Go through the records and extract every line with the word "series".
[begin Supplied records]
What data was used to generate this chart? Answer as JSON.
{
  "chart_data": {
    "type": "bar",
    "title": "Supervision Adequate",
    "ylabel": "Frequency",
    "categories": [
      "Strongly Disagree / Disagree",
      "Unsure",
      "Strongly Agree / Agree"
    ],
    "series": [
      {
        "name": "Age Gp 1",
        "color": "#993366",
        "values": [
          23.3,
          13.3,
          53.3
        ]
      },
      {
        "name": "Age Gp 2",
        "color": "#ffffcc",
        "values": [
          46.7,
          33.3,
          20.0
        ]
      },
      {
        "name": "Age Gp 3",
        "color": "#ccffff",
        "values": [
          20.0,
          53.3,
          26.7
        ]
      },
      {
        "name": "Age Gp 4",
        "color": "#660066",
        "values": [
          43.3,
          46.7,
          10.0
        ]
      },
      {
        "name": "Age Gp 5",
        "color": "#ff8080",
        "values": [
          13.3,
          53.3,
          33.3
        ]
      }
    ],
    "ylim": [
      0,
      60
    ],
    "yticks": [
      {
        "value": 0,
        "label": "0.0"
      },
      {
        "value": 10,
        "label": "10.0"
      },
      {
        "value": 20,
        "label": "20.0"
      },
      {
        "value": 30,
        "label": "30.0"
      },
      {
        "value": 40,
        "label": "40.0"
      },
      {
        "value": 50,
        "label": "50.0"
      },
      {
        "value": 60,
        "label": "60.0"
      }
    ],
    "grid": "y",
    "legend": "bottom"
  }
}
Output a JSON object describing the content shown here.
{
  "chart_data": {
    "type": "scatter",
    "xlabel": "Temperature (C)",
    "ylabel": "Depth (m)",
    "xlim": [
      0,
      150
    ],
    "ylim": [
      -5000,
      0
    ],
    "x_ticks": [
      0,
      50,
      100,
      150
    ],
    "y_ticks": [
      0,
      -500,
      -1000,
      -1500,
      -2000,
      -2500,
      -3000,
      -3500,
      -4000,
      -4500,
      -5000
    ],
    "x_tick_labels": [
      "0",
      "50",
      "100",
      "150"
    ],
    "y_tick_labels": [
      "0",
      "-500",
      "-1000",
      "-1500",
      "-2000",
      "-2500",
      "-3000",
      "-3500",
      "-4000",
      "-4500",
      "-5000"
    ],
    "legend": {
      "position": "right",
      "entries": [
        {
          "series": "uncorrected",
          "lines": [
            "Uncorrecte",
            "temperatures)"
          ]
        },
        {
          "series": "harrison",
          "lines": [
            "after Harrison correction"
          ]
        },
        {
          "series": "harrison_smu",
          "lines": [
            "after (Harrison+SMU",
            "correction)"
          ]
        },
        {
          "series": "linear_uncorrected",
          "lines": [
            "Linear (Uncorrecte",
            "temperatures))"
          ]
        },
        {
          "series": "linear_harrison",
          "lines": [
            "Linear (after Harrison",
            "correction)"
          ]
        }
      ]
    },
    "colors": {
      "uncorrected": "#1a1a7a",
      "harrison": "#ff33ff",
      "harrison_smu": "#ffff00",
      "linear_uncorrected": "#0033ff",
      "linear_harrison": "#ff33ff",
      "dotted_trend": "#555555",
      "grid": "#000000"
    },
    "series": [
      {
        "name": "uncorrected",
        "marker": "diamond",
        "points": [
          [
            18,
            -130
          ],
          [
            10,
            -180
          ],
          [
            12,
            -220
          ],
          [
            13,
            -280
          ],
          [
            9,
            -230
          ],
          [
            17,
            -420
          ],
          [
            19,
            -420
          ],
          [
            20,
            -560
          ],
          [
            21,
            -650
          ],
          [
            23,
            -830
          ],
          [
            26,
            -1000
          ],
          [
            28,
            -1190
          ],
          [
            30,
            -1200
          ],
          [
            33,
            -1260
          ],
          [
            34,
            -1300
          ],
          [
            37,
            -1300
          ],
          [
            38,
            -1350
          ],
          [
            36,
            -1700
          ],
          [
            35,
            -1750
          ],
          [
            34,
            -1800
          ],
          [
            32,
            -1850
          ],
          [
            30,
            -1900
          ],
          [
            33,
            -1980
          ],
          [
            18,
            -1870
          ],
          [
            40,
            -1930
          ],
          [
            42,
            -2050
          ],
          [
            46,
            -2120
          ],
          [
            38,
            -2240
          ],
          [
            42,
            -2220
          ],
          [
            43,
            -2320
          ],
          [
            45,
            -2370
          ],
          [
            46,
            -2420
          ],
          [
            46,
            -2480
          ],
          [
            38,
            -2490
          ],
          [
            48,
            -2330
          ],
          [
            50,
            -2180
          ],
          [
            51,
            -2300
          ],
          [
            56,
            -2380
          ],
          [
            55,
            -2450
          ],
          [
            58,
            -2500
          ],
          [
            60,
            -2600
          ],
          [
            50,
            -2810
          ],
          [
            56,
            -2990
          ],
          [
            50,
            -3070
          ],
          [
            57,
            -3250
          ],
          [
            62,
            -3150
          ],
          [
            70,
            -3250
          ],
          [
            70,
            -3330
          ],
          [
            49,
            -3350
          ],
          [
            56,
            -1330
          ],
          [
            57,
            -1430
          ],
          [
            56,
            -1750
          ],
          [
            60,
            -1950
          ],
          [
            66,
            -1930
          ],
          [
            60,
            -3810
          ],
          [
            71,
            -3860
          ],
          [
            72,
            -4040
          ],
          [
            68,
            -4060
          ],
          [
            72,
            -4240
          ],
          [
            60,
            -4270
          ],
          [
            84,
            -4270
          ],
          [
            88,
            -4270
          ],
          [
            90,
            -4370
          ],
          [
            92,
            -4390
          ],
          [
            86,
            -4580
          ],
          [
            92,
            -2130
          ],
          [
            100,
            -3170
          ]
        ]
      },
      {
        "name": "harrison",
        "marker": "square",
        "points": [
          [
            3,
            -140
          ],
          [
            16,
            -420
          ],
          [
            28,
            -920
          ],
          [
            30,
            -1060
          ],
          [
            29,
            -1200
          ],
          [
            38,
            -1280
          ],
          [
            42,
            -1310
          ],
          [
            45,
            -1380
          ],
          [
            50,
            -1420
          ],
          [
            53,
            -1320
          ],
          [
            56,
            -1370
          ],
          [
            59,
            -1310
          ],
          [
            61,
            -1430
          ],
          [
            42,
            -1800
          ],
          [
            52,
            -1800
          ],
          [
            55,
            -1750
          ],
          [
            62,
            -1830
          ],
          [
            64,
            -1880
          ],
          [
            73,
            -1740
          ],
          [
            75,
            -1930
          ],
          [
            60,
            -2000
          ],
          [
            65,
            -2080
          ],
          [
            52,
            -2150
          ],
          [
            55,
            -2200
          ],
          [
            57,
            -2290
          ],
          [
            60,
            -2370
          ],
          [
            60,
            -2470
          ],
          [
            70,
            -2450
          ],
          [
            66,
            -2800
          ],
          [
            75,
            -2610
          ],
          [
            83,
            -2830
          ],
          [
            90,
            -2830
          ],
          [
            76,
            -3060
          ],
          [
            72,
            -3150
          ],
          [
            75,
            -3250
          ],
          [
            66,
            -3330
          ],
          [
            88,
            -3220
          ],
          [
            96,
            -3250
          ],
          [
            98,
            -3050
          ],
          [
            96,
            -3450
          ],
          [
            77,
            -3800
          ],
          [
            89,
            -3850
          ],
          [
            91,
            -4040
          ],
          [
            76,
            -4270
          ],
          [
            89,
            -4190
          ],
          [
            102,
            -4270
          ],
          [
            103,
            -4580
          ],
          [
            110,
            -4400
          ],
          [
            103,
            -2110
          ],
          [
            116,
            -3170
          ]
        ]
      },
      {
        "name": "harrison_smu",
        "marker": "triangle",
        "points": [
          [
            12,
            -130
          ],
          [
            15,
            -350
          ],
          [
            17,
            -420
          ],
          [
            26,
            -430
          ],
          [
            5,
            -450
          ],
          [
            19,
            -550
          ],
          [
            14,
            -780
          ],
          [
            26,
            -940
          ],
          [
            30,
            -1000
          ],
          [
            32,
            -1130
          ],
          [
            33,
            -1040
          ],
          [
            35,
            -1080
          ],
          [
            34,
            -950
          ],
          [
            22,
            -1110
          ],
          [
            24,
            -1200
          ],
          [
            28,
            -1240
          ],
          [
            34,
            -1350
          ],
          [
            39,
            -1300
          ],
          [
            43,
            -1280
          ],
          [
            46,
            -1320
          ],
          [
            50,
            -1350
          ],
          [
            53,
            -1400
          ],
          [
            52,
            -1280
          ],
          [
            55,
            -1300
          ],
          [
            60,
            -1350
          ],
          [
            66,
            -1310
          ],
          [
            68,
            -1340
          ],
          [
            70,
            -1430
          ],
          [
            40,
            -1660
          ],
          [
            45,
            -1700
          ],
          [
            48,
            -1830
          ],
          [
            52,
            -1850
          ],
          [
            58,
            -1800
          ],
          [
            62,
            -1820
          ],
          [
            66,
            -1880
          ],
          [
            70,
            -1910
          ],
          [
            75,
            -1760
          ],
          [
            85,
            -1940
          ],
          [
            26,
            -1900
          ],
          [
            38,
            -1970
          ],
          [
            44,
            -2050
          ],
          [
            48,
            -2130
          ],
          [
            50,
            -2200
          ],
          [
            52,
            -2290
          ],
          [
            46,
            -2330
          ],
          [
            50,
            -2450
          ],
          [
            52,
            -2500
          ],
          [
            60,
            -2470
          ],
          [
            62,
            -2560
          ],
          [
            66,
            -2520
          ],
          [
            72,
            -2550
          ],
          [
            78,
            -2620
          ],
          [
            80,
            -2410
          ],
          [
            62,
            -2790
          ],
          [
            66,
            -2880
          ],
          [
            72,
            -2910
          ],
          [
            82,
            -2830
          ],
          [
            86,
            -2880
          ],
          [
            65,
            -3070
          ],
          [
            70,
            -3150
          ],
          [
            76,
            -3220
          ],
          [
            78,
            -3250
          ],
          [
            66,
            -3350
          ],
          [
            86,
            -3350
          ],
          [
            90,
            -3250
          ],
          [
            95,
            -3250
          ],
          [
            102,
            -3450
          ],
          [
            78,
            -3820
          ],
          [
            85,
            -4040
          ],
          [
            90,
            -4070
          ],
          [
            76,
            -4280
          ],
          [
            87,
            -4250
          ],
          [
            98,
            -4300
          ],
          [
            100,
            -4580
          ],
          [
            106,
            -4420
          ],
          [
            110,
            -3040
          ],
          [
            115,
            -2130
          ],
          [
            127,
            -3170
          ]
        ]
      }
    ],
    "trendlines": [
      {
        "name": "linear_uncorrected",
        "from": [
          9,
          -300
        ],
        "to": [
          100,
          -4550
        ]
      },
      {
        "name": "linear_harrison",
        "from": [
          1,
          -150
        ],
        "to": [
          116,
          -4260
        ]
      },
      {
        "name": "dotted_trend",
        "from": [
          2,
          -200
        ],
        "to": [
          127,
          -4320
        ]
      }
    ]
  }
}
[end Supplied records]
* **Written reply**:
    "series": [
          "series": "uncorrected",
          "series": "harrison",
          "series": "harrison_smu",
          "series": "linear_uncorrected",
          "series": "linear_harrison",
    "series": [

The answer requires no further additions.